### Problem details
Collect each line holding the string "JSON".
##########
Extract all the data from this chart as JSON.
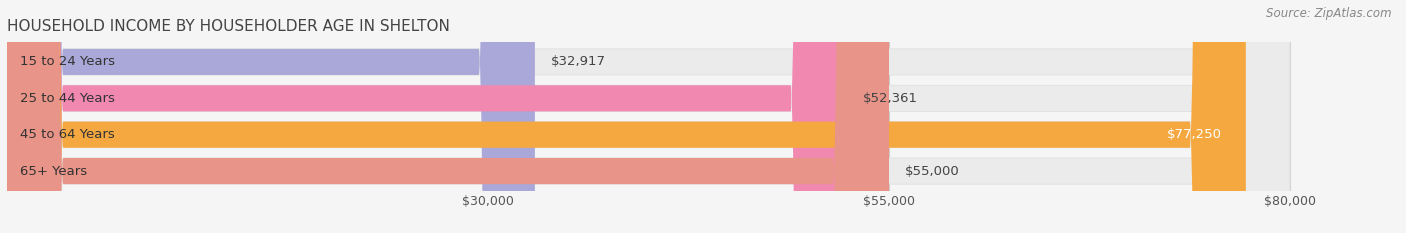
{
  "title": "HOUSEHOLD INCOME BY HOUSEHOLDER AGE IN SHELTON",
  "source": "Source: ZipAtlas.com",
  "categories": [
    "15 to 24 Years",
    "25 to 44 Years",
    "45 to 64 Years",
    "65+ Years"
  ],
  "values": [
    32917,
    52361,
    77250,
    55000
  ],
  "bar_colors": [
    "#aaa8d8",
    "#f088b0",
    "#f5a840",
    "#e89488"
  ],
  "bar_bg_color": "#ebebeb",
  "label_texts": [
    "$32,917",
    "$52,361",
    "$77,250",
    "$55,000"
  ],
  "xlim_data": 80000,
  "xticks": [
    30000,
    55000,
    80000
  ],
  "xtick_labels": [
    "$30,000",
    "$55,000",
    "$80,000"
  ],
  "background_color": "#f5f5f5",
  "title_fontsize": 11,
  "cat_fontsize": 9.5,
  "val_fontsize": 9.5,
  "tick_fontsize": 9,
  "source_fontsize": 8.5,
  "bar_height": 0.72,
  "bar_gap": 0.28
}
##########
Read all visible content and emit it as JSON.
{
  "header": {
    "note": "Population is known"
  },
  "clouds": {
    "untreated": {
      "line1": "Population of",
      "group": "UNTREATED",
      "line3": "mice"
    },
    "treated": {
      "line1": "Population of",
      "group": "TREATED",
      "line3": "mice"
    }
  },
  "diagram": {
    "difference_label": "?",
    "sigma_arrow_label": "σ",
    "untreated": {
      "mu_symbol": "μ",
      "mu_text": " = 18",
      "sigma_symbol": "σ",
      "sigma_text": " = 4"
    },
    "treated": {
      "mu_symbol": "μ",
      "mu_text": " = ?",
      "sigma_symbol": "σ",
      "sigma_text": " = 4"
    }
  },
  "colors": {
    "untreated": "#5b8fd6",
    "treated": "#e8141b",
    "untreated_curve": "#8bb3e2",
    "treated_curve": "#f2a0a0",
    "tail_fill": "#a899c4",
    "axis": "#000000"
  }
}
##########
### The result
Extract all the data from this chart as JSON.
Read all visible content and emit it as JSON.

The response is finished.